• WHAT THIS TASK INVOLVES: Look below and pull out each line with the word "love".
━━━━━━━━━━━━━━━━
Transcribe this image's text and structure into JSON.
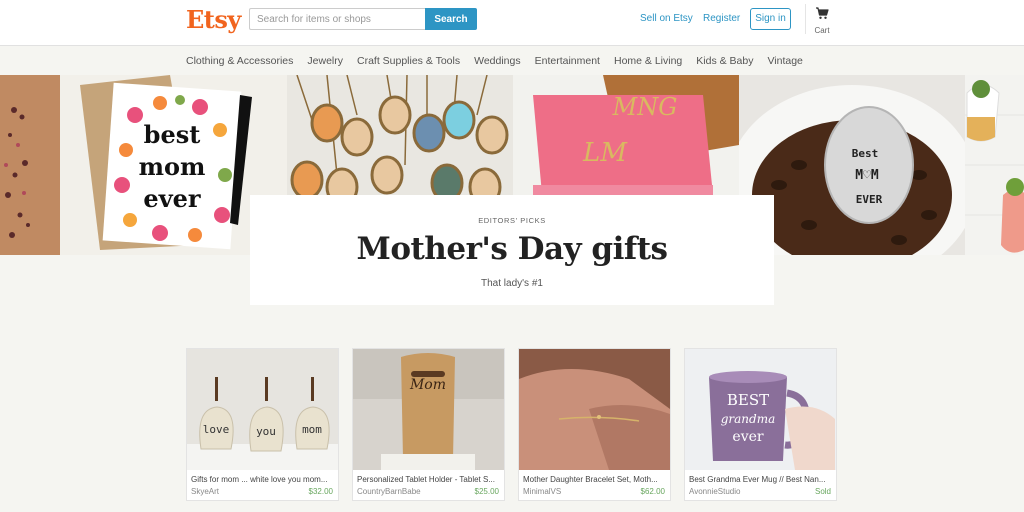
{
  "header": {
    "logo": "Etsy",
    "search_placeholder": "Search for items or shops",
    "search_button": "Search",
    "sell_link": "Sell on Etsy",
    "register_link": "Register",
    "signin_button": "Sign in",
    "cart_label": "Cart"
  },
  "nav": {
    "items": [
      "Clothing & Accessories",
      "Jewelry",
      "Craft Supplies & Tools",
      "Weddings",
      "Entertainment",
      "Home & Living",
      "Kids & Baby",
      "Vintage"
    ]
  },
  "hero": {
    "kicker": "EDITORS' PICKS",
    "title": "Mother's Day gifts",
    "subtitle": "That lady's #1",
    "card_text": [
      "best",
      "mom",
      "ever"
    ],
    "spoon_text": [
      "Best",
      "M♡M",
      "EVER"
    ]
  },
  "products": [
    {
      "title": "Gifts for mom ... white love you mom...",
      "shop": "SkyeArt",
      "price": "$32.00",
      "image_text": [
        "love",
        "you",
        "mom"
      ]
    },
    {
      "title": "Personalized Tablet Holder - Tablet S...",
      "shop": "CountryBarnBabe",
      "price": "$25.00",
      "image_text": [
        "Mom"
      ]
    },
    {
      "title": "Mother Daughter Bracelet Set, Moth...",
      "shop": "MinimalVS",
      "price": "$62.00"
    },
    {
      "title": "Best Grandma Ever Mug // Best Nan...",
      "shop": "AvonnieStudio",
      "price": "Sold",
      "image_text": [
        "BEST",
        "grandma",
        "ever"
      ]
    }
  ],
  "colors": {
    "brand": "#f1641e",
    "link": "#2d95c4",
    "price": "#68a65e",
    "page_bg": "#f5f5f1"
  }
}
━━━━━━━━━━━━━━━━
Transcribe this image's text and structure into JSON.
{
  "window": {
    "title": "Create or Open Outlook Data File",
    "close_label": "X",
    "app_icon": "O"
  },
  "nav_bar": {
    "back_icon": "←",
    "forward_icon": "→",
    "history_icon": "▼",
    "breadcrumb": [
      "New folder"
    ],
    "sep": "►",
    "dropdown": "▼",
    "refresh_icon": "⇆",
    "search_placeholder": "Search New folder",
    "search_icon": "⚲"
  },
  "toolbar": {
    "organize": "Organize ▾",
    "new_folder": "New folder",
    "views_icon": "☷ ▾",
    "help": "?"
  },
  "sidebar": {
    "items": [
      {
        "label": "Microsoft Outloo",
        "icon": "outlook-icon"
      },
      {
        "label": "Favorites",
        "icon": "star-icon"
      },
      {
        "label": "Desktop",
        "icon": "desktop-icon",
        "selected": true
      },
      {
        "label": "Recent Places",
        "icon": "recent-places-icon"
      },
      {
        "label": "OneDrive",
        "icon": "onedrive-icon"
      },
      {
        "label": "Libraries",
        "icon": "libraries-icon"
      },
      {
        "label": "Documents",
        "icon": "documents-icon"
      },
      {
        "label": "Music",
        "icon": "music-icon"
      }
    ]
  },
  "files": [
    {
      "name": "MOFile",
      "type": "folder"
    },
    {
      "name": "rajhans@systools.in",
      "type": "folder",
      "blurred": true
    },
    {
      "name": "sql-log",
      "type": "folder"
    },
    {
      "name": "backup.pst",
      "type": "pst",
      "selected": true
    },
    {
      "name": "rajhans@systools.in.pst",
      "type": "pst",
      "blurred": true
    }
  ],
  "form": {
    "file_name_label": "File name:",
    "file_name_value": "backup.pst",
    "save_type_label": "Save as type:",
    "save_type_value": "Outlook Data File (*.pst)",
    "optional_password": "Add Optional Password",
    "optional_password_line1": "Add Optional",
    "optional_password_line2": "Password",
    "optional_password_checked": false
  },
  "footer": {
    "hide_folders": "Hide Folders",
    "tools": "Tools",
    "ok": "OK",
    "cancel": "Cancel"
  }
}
━━━━━━━━━━━━━━━━
• ANSWER FOR THIS EXERCISE:
      "title": "Gifts for mom ... white love you mom...",
        "love",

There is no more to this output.